Task to complete:
Print every entry exactly as written.

** begin Listed records **

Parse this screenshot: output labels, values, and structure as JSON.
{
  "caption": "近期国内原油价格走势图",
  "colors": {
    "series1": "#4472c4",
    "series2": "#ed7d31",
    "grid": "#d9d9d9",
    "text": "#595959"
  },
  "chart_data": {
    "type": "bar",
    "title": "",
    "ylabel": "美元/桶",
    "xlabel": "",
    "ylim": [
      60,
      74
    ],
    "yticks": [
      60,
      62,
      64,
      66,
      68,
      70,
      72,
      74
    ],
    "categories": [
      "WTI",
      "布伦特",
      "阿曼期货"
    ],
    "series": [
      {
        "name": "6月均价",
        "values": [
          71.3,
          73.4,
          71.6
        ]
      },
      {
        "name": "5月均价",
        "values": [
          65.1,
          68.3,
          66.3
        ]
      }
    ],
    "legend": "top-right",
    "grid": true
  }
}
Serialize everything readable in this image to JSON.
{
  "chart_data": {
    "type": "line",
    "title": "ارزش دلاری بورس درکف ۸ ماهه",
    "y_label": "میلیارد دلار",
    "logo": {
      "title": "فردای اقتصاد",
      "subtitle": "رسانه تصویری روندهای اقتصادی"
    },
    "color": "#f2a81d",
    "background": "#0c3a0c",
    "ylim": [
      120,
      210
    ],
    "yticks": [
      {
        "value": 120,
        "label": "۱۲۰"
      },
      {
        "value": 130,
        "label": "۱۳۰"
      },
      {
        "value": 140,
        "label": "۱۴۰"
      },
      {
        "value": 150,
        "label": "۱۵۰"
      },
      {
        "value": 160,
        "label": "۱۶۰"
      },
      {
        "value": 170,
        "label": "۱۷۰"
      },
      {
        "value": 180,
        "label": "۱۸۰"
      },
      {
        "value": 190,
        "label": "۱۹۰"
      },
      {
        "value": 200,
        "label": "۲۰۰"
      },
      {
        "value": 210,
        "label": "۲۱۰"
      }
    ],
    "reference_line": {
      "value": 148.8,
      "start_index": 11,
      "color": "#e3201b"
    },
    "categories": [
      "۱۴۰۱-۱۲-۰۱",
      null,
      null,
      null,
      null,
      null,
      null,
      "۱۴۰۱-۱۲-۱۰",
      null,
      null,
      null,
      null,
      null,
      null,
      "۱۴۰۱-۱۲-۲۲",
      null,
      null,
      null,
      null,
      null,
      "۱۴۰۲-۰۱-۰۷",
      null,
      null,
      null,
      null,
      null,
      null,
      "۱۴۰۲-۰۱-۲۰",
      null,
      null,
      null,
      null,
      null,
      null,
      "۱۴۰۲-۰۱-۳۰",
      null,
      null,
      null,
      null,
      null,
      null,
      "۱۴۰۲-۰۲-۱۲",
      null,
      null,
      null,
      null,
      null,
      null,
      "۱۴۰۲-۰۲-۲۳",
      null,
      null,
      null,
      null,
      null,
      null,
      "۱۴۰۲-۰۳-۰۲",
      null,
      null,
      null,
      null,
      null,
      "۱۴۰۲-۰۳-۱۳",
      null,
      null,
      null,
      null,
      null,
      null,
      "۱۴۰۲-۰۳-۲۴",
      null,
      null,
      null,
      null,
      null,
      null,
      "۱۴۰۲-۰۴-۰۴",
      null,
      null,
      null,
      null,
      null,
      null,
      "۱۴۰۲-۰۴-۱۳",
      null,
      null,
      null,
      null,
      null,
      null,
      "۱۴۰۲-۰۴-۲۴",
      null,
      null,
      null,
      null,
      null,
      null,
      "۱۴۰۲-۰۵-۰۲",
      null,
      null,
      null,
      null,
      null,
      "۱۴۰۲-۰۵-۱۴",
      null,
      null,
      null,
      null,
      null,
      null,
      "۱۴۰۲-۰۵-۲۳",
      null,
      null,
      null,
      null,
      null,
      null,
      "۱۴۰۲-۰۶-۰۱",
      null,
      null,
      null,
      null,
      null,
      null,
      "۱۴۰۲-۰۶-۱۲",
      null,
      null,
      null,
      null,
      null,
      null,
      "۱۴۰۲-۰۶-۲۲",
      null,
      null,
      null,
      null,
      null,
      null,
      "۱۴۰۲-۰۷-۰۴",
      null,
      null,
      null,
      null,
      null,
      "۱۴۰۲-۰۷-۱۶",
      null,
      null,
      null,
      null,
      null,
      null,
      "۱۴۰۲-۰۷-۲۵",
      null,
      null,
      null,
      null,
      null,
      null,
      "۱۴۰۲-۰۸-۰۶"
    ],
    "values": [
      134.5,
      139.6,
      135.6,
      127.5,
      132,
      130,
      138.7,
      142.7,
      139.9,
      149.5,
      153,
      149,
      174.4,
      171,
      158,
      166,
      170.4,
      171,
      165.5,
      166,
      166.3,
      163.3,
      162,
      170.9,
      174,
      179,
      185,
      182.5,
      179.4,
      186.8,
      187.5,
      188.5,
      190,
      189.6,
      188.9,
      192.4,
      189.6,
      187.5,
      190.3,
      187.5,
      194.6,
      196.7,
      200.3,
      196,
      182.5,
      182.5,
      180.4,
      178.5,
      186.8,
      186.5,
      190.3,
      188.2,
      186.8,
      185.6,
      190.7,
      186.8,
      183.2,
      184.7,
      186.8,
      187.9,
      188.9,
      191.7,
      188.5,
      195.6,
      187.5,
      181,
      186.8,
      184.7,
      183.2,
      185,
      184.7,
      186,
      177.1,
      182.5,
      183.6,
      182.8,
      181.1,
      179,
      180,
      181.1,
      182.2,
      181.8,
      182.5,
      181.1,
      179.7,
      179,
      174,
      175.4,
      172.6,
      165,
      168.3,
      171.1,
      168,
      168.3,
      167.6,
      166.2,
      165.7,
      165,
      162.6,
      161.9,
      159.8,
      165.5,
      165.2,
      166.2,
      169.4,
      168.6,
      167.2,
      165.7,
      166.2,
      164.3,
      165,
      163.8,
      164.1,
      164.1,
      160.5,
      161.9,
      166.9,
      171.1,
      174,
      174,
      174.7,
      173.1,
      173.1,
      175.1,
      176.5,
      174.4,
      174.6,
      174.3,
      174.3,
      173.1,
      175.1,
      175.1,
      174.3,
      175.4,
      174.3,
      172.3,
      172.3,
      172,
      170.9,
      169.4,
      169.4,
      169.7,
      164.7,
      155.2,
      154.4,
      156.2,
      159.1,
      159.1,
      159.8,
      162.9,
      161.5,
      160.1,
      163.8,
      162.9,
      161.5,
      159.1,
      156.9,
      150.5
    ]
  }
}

** end Listed records **

Finished answer:
Parse this screenshot: output labels, values, and structure as JSON.
{
  "caption": "近期国内原油价格走势图",
  "colors": {
    "series1": "#4472c4",
    "series2": "#ed7d31",
    "grid": "#d9d9d9",
    "text": "#595959"
  },
  "chart_data": {
    "type": "bar",
    "title": "",
    "ylabel": "美元/桶",
    "xlabel": "",
    "ylim": [
      60,
      74
    ],
    "yticks": [
      60,
      62,
      64,
      66,
      68,
      70,
      72,
      74
    ],
    "categories": [
      "WTI",
      "布伦特",
      "阿曼期货"
    ],
    "series": [
      {
        "name": "6月均价",
        "values": [
          71.3,
          73.4,
          71.6
        ]
      },
      {
        "name": "5月均价",
        "values": [
          65.1,
          68.3,
          66.3
        ]
      }
    ],
    "legend": "top-right",
    "grid": true
  }
}
Serialize everything readable in this image to JSON.
{
  "chart_data": {
    "type": "line",
    "title": "ارزش دلاری بورس درکف ۸ ماهه",
    "y_label": "میلیارد دلار",
    "logo": {
      "title": "فردای اقتصاد",
      "subtitle": "رسانه تصویری روندهای اقتصادی"
    },
    "color": "#f2a81d",
    "background": "#0c3a0c",
    "ylim": [
      120,
      210
    ],
    "yticks": [
      {
        "value": 120,
        "label": "۱۲۰"
      },
      {
        "value": 130,
        "label": "۱۳۰"
      },
      {
        "value": 140,
        "label": "۱۴۰"
      },
      {
        "value": 150,
        "label": "۱۵۰"
      },
      {
        "value": 160,
        "label": "۱۶۰"
      },
      {
        "value": 170,
        "label": "۱۷۰"
      },
      {
        "value": 180,
        "label": "۱۸۰"
      },
      {
        "value": 190,
        "label": "۱۹۰"
      },
      {
        "value": 200,
        "label": "۲۰۰"
      },
      {
        "value": 210,
        "label": "۲۱۰"
      }
    ],
    "reference_line": {
      "value": 148.8,
      "start_index": 11,
      "color": "#e3201b"
    },
    "categories": [
      "۱۴۰۱-۱۲-۰۱",
      null,
      null,
      null,
      null,
      null,
      null,
      "۱۴۰۱-۱۲-۱۰",
      null,
      null,
      null,
      null,
      null,
      null,
      "۱۴۰۱-۱۲-۲۲",
      null,
      null,
      null,
      null,
      null,
      "۱۴۰۲-۰۱-۰۷",
      null,
      null,
      null,
      null,
      null,
      null,
      "۱۴۰۲-۰۱-۲۰",
      null,
      null,
      null,
      null,
      null,
      null,
      "۱۴۰۲-۰۱-۳۰",
      null,
      null,
      null,
      null,
      null,
      null,
      "۱۴۰۲-۰۲-۱۲",
      null,
      null,
      null,
      null,
      null,
      null,
      "۱۴۰۲-۰۲-۲۳",
      null,
      null,
      null,
      null,
      null,
      null,
      "۱۴۰۲-۰۳-۰۲",
      null,
      null,
      null,
      null,
      null,
      "۱۴۰۲-۰۳-۱۳",
      null,
      null,
      null,
      null,
      null,
      null,
      "۱۴۰۲-۰۳-۲۴",
      null,
      null,
      null,
      null,
      null,
      null,
      "۱۴۰۲-۰۴-۰۴",
      null,
      null,
      null,
      null,
      null,
      null,
      "۱۴۰۲-۰۴-۱۳",
      null,
      null,
      null,
      null,
      null,
      null,
      "۱۴۰۲-۰۴-۲۴",
      null,
      null,
      null,
      null,
      null,
      null,
      "۱۴۰۲-۰۵-۰۲",
      null,
      null,
      null,
      null,
      null,
      "۱۴۰۲-۰۵-۱۴",
      null,
      null,
      null,
      null,
      null,
      null,
      "۱۴۰۲-۰۵-۲۳",
      null,
      null,
      null,
      null,
      null,
      null,
      "۱۴۰۲-۰۶-۰۱",
      null,
      null,
      null,
      null,
      null,
      null,
      "۱۴۰۲-۰۶-۱۲",
      null,
      null,
      null,
      null,
      null,
      null,
      "۱۴۰۲-۰۶-۲۲",
      null,
      null,
      null,
      null,
      null,
      null,
      "۱۴۰۲-۰۷-۰۴",
      null,
      null,
      null,
      null,
      null,
      "۱۴۰۲-۰۷-۱۶",
      null,
      null,
      null,
      null,
      null,
      null,
      "۱۴۰۲-۰۷-۲۵",
      null,
      null,
      null,
      null,
      null,
      null,
      "۱۴۰۲-۰۸-۰۶"
    ],
    "values": [
      134.5,
      139.6,
      135.6,
      127.5,
      132,
      130,
      138.7,
      142.7,
      139.9,
      149.5,
      153,
      149,
      174.4,
      171,
      158,
      166,
      170.4,
      171,
      165.5,
      166,
      166.3,
      163.3,
      162,
      170.9,
      174,
      179,
      185,
      182.5,
      179.4,
      186.8,
      187.5,
      188.5,
      190,
      189.6,
      188.9,
      192.4,
      189.6,
      187.5,
      190.3,
      187.5,
      194.6,
      196.7,
      200.3,
      196,
      182.5,
      182.5,
      180.4,
      178.5,
      186.8,
      186.5,
      190.3,
      188.2,
      186.8,
      185.6,
      190.7,
      186.8,
      183.2,
      184.7,
      186.8,
      187.9,
      188.9,
      191.7,
      188.5,
      195.6,
      187.5,
      181,
      186.8,
      184.7,
      183.2,
      185,
      184.7,
      186,
      177.1,
      182.5,
      183.6,
      182.8,
      181.1,
      179,
      180,
      181.1,
      182.2,
      181.8,
      182.5,
      181.1,
      179.7,
      179,
      174,
      175.4,
      172.6,
      165,
      168.3,
      171.1,
      168,
      168.3,
      167.6,
      166.2,
      165.7,
      165,
      162.6,
      161.9,
      159.8,
      165.5,
      165.2,
      166.2,
      169.4,
      168.6,
      167.2,
      165.7,
      166.2,
      164.3,
      165,
      163.8,
      164.1,
      164.1,
      160.5,
      161.9,
      166.9,
      171.1,
      174,
      174,
      174.7,
      173.1,
      173.1,
      175.1,
      176.5,
      174.4,
      174.6,
      174.3,
      174.3,
      173.1,
      175.1,
      175.1,
      174.3,
      175.4,
      174.3,
      172.3,
      172.3,
      172,
      170.9,
      169.4,
      169.4,
      169.7,
      164.7,
      155.2,
      154.4,
      156.2,
      159.1,
      159.1,
      159.8,
      162.9,
      161.5,
      160.1,
      163.8,
      162.9,
      161.5,
      159.1,
      156.9,
      150.5
    ]
  }
}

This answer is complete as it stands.